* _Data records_
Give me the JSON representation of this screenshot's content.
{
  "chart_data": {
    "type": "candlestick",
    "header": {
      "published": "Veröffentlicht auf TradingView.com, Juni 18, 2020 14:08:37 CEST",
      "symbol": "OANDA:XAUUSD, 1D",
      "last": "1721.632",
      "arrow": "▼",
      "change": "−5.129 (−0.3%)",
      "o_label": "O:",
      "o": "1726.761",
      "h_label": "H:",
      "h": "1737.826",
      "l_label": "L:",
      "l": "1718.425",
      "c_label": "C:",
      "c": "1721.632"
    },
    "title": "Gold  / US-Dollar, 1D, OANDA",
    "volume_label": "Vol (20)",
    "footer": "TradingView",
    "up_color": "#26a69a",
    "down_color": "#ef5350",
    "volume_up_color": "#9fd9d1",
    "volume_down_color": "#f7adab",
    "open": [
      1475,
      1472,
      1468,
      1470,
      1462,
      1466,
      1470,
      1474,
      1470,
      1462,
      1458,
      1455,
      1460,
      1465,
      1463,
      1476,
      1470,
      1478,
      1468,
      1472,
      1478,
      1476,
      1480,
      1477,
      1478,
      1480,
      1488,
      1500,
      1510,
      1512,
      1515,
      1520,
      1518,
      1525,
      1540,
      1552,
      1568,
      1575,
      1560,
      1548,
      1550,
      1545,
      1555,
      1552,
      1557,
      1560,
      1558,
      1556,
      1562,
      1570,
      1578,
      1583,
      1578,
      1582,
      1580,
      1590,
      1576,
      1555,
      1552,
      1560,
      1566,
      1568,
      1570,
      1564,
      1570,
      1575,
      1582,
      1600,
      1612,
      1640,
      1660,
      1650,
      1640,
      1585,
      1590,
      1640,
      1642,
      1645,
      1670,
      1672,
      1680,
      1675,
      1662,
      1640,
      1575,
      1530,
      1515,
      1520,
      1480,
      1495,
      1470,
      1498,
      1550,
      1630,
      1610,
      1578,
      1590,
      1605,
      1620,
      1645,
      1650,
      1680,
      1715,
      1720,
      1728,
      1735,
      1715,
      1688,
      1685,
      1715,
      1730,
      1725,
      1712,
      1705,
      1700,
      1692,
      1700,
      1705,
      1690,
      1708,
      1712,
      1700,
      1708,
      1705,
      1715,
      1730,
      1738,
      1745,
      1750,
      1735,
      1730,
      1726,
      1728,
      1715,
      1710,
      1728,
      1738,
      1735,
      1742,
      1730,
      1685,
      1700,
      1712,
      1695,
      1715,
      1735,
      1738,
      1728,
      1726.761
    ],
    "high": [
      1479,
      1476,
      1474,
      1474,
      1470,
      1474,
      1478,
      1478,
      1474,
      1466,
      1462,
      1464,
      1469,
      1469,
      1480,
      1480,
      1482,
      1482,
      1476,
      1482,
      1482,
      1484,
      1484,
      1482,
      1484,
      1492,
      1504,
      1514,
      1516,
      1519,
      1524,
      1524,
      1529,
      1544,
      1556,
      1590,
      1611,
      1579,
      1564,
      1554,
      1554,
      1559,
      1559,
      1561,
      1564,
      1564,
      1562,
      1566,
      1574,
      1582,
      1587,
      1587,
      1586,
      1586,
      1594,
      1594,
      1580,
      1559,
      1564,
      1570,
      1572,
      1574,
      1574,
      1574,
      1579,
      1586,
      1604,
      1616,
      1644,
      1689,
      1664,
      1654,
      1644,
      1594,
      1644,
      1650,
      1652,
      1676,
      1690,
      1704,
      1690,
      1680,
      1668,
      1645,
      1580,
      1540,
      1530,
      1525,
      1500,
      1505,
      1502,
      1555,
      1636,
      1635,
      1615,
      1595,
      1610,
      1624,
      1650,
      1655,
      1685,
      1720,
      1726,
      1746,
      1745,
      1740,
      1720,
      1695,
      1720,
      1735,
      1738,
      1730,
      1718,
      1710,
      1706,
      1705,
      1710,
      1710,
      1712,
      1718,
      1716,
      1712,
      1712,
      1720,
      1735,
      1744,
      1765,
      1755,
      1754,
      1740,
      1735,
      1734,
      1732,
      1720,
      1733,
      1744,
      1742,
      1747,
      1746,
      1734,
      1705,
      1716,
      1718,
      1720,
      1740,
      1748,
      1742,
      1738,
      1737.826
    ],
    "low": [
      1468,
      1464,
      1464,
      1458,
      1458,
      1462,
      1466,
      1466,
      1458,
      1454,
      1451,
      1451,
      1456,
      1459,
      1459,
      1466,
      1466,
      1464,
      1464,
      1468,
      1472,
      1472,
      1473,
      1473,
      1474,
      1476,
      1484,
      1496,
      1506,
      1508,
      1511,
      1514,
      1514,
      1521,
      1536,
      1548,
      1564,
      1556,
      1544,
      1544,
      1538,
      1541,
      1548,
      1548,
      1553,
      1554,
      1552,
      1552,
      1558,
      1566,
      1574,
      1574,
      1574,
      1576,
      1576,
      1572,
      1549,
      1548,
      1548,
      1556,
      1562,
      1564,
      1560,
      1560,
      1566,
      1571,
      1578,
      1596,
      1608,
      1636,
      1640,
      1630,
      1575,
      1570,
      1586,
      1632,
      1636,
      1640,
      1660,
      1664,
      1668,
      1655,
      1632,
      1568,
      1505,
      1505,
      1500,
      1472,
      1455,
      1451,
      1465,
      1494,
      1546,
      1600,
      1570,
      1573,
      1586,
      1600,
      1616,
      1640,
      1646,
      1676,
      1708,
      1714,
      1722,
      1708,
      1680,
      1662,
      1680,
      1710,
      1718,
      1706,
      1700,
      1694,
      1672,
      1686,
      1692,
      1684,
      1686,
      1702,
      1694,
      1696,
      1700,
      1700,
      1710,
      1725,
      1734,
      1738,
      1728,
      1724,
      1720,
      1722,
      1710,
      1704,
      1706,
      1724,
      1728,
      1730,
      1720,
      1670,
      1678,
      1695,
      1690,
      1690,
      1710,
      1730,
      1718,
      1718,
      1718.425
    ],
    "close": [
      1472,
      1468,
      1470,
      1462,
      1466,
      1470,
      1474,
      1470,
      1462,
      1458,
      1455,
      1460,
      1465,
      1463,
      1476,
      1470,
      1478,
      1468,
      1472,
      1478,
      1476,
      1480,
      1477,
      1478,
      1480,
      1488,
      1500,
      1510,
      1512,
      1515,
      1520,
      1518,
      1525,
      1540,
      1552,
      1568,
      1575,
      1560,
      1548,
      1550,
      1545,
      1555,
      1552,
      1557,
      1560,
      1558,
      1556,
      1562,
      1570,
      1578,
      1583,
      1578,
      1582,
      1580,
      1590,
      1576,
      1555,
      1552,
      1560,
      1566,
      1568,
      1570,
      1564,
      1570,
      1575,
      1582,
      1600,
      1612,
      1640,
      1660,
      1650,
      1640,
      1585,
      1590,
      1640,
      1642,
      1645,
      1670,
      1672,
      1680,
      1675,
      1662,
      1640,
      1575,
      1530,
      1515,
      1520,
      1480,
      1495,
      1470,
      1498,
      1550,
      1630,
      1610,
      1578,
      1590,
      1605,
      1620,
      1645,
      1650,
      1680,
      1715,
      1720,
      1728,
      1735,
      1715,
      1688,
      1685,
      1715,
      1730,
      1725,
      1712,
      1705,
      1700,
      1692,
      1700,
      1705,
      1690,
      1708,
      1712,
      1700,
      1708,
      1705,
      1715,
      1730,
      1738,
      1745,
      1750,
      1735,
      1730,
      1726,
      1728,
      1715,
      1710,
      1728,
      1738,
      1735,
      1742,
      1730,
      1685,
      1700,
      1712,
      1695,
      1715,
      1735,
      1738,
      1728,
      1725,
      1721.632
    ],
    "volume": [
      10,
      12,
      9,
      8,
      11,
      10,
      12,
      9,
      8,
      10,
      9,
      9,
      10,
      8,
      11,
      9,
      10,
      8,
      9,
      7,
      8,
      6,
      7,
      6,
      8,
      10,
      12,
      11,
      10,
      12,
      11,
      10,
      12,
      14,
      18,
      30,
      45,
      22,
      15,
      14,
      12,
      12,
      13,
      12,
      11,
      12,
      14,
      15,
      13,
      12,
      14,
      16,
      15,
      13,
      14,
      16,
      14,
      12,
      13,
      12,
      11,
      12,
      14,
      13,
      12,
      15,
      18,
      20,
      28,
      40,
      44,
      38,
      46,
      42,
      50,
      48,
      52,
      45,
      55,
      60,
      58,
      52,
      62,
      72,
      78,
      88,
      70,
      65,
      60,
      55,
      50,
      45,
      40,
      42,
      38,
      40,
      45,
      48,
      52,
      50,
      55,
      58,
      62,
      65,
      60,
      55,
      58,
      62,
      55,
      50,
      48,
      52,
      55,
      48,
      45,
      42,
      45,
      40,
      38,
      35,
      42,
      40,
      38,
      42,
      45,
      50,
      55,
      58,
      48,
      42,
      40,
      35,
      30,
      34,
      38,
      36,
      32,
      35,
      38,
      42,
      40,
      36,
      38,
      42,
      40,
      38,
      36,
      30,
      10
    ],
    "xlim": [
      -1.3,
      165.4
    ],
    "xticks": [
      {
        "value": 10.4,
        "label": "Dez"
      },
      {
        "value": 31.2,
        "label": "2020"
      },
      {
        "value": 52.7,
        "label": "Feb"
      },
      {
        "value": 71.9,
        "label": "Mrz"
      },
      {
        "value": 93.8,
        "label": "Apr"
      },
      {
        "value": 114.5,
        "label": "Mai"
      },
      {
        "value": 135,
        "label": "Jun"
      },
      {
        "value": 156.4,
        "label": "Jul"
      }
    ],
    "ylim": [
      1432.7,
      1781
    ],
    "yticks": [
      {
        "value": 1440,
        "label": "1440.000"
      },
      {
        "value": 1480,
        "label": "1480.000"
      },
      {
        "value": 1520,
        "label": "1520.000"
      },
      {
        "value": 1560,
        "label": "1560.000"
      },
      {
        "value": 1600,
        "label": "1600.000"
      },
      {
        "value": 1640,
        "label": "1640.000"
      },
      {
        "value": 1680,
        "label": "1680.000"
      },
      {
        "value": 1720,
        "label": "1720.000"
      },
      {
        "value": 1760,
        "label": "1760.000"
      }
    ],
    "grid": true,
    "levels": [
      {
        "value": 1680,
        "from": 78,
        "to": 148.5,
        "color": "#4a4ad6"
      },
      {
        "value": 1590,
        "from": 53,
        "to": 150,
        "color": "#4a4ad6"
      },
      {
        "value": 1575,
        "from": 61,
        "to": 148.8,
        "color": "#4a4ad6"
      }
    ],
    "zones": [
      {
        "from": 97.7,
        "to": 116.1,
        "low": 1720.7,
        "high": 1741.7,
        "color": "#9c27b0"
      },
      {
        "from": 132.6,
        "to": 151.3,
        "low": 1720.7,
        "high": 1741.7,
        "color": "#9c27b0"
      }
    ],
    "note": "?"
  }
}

* _EXERCISE REQUIREMENTS_
In the entries above, locate every line with the word "OANDA" and copy it.

* _RESULT_
      "symbol": "OANDA:XAUUSD, 1D",
    "title": "Gold  / US-Dollar, 1D, OANDA",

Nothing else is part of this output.